(Figure contents as structured data)
◇ ◇ ◇ ◇

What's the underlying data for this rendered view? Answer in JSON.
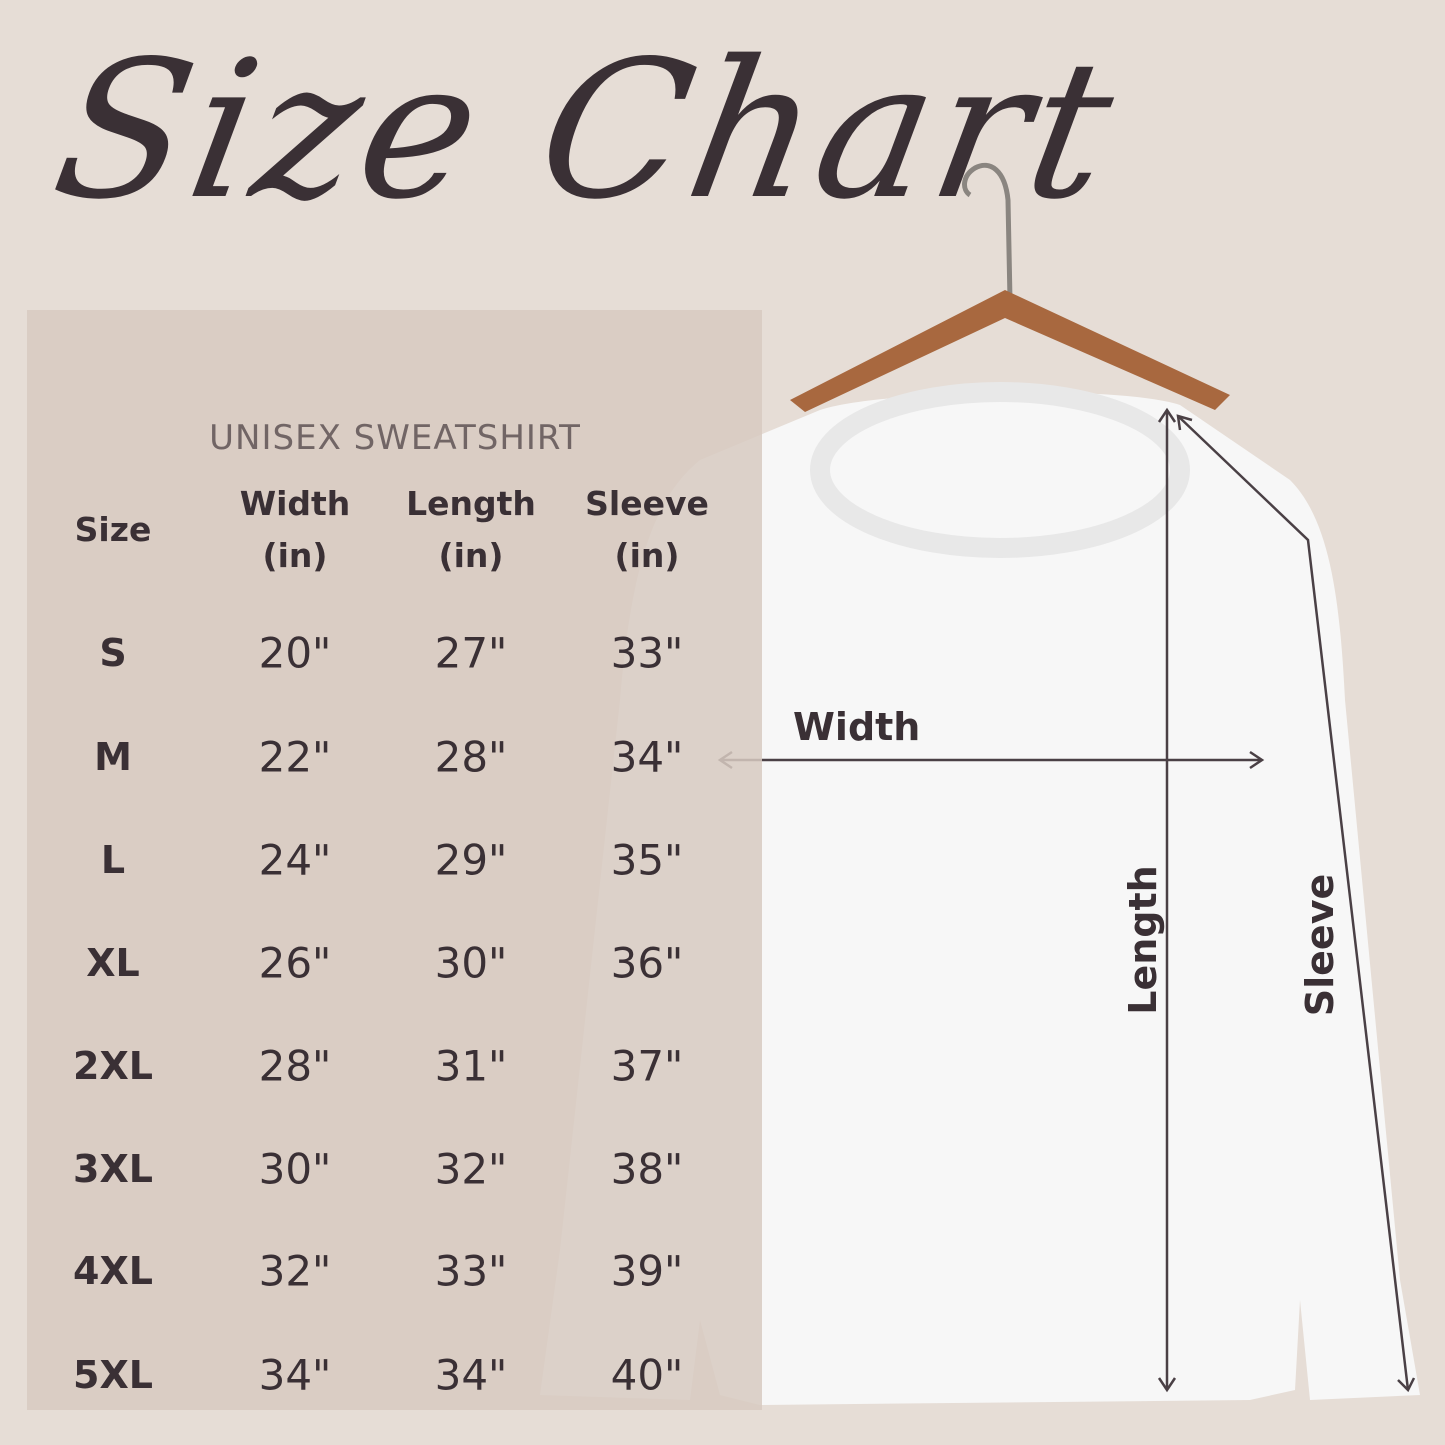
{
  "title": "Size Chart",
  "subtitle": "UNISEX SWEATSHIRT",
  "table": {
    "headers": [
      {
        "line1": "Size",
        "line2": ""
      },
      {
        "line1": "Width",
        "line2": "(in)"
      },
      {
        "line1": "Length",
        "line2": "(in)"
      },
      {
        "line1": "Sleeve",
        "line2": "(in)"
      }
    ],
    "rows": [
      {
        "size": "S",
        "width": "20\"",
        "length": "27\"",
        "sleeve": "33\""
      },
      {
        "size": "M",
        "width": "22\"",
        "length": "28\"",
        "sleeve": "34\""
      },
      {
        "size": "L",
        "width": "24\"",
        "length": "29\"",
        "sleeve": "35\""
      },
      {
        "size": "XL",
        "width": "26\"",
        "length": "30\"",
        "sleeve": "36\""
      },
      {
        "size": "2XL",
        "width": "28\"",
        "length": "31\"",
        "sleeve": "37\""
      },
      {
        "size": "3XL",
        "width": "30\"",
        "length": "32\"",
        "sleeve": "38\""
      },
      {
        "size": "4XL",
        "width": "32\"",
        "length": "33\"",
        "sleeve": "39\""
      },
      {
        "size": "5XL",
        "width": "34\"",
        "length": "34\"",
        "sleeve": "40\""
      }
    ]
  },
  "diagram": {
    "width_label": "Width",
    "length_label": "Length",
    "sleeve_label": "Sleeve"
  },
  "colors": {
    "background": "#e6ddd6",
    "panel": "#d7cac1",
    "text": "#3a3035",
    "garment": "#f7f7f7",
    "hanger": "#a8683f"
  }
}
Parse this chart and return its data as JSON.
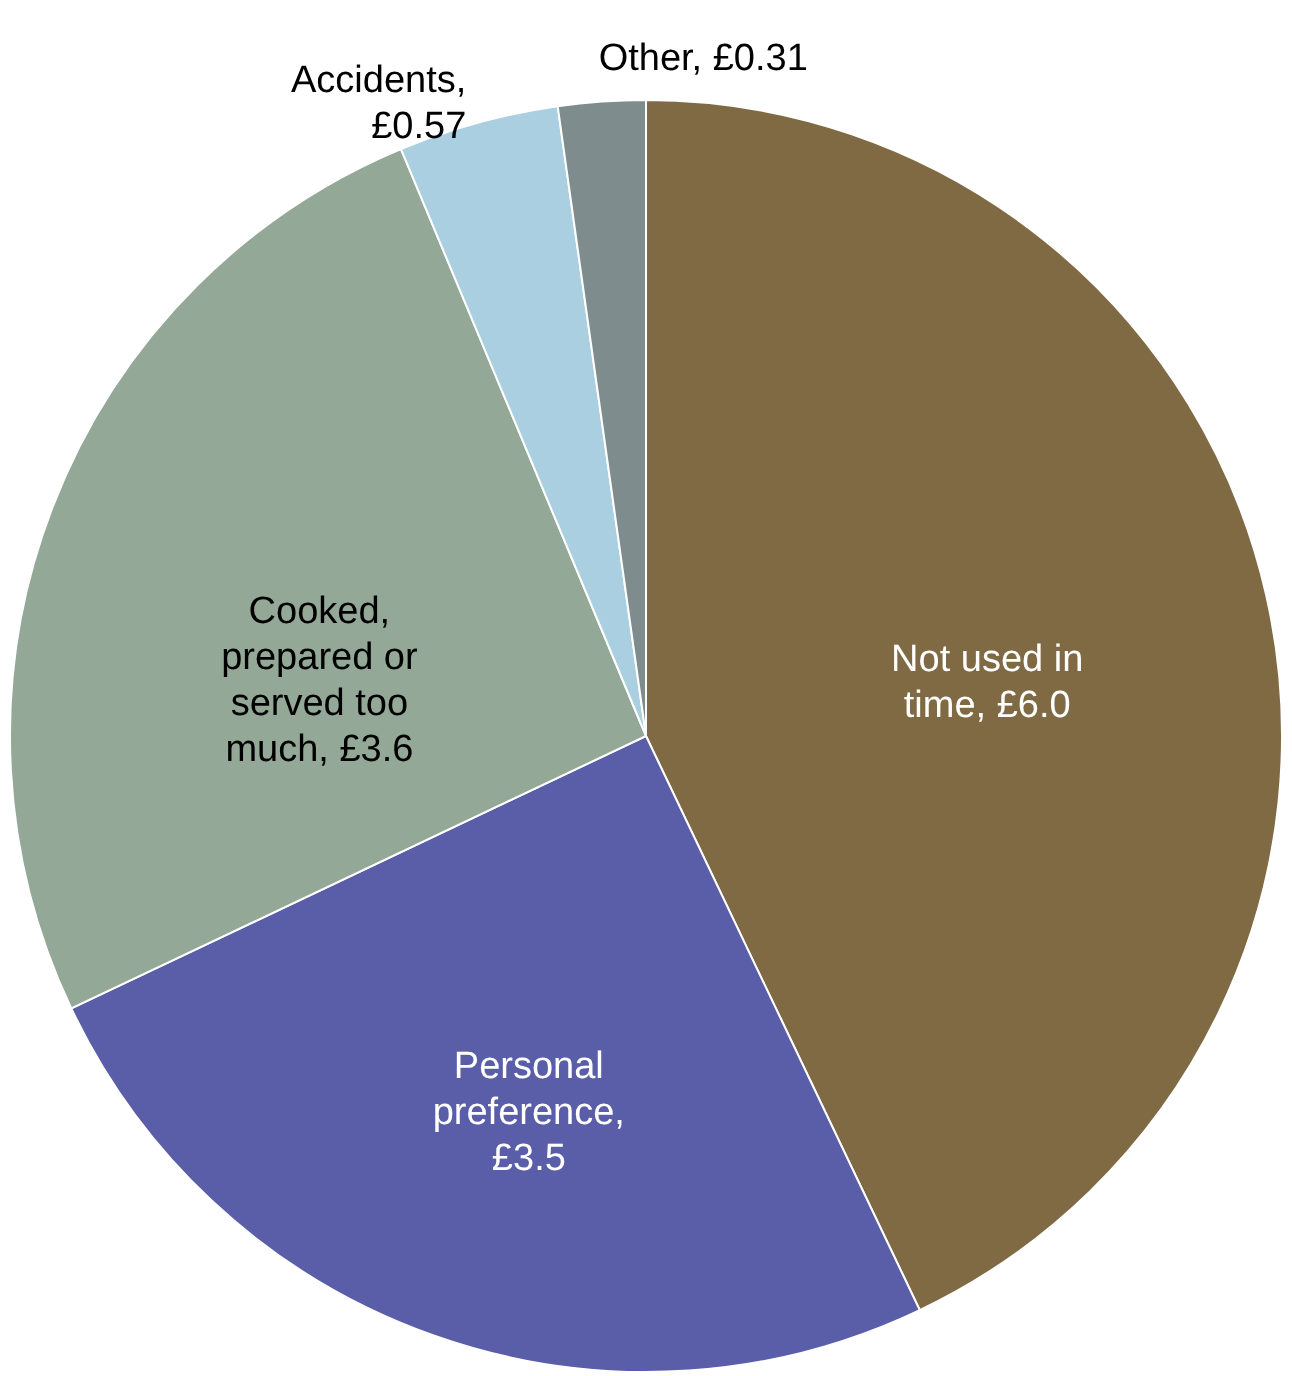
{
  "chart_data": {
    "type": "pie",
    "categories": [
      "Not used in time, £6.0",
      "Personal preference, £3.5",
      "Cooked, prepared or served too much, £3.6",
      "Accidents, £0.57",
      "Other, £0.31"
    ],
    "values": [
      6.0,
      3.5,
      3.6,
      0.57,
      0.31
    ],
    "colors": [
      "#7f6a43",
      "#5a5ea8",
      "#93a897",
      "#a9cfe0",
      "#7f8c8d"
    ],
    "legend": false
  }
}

◇ ◇ ◇ ◇

What you need to do:
Leave out the pictures and transcribe everything else exactly.

Finished exercise:
What's the underlying data for this rendered view? Answer in JSON.
{
  "title": "Size Chart",
  "subtitle": "UNISEX SWEATSHIRT",
  "table": {
    "headers": [
      {
        "line1": "Size",
        "line2": ""
      },
      {
        "line1": "Width",
        "line2": "(in)"
      },
      {
        "line1": "Length",
        "line2": "(in)"
      },
      {
        "line1": "Sleeve",
        "line2": "(in)"
      }
    ],
    "rows": [
      {
        "size": "S",
        "width": "20\"",
        "length": "27\"",
        "sleeve": "33\""
      },
      {
        "size": "M",
        "width": "22\"",
        "length": "28\"",
        "sleeve": "34\""
      },
      {
        "size": "L",
        "width": "24\"",
        "length": "29\"",
        "sleeve": "35\""
      },
      {
        "size": "XL",
        "width": "26\"",
        "length": "30\"",
        "sleeve": "36\""
      },
      {
        "size": "2XL",
        "width": "28\"",
        "length": "31\"",
        "sleeve": "37\""
      },
      {
        "size": "3XL",
        "width": "30\"",
        "length": "32\"",
        "sleeve": "38\""
      },
      {
        "size": "4XL",
        "width": "32\"",
        "length": "33\"",
        "sleeve": "39\""
      },
      {
        "size": "5XL",
        "width": "34\"",
        "length": "34\"",
        "sleeve": "40\""
      }
    ]
  },
  "diagram": {
    "width_label": "Width",
    "length_label": "Length",
    "sleeve_label": "Sleeve"
  },
  "colors": {
    "background": "#e6ddd6",
    "panel": "#d7cac1",
    "text": "#3a3035",
    "garment": "#f7f7f7",
    "hanger": "#a8683f"
  }
}
Parse this chart and return its data as JSON.
{
  "chart_data": {
    "type": "pie",
    "categories": [
      "Not used in time, £6.0",
      "Personal preference, £3.5",
      "Cooked, prepared or served too much, £3.6",
      "Accidents, £0.57",
      "Other, £0.31"
    ],
    "values": [
      6.0,
      3.5,
      3.6,
      0.57,
      0.31
    ],
    "colors": [
      "#7f6a43",
      "#5a5ea8",
      "#93a897",
      "#a9cfe0",
      "#7f8c8d"
    ],
    "legend": false
  }
}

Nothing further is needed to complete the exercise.